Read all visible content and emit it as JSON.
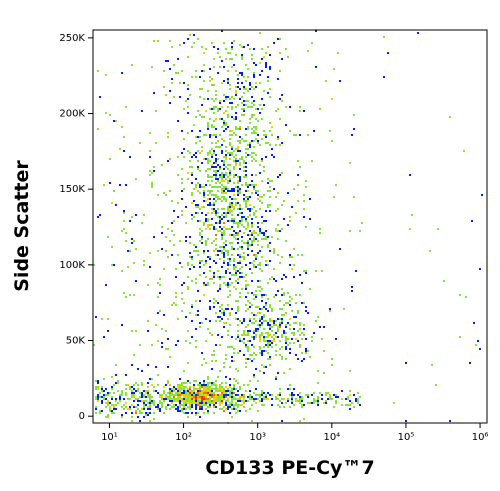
{
  "chart_data": {
    "type": "density",
    "x_label": "CD133 PE-Cy™7",
    "y_label": "Side Scatter",
    "xscale": "log",
    "xlim": [
      6,
      1240000
    ],
    "xticks": [
      {
        "value": 10,
        "label": "10¹"
      },
      {
        "value": 100,
        "label": "10²"
      },
      {
        "value": 1000,
        "label": "10³"
      },
      {
        "value": 10000,
        "label": "10⁴"
      },
      {
        "value": 100000,
        "label": "10⁵"
      },
      {
        "value": 1000000,
        "label": "10⁶"
      }
    ],
    "ylim": [
      -4500,
      255200
    ],
    "yticks": [
      0,
      {
        "value": 50000,
        "label": "50K"
      },
      {
        "value": 100000,
        "label": "100K"
      },
      {
        "value": 150000,
        "label": "150K"
      },
      {
        "value": 200000,
        "label": "200K"
      },
      {
        "value": 250000,
        "label": "250K"
      }
    ]
  }
}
________________________________________
→ EXERCISE OBJECTIVE
Gather from the records above every line containing the string "value".

→ THE SOLUTION
        "value": 10,
        "value": 100,
        "value": 1000,
        "value": 10000,
        "value": 100000,
        "value": 1000000,
        "value": 50000,
        "value": 100000,
        "value": 150000,
        "value": 200000,
        "value": 250000,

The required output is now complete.